Records from a data source:
BEGIN

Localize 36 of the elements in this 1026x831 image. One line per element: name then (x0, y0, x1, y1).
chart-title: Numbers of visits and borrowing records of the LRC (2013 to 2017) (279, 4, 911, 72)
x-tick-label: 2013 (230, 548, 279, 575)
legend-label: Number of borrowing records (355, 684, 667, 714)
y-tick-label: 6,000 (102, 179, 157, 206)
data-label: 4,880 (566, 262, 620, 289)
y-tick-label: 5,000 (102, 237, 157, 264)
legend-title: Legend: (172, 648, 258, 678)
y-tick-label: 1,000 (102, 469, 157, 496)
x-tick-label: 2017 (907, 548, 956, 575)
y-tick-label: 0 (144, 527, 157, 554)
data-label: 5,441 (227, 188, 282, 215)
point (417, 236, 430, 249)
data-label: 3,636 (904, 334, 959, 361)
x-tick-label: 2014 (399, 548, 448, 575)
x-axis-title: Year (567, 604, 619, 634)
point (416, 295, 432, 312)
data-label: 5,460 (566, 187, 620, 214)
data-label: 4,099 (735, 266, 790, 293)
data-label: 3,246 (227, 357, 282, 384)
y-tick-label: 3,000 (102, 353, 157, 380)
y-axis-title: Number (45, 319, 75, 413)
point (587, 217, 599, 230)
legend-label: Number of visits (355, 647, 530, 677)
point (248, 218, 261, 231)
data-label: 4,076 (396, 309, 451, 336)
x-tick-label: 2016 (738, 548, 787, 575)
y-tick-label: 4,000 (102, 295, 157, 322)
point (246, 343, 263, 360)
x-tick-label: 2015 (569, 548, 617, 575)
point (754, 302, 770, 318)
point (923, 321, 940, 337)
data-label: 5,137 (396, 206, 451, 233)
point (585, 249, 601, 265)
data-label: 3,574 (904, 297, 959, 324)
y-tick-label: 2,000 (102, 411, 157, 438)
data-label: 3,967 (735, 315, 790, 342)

END

## WRITTEN REQUEST
List every line above that contains the string "axis".

## OUTPUT
x-axis-title: Year (567, 604, 619, 634)
y-axis-title: Number (45, 319, 75, 413)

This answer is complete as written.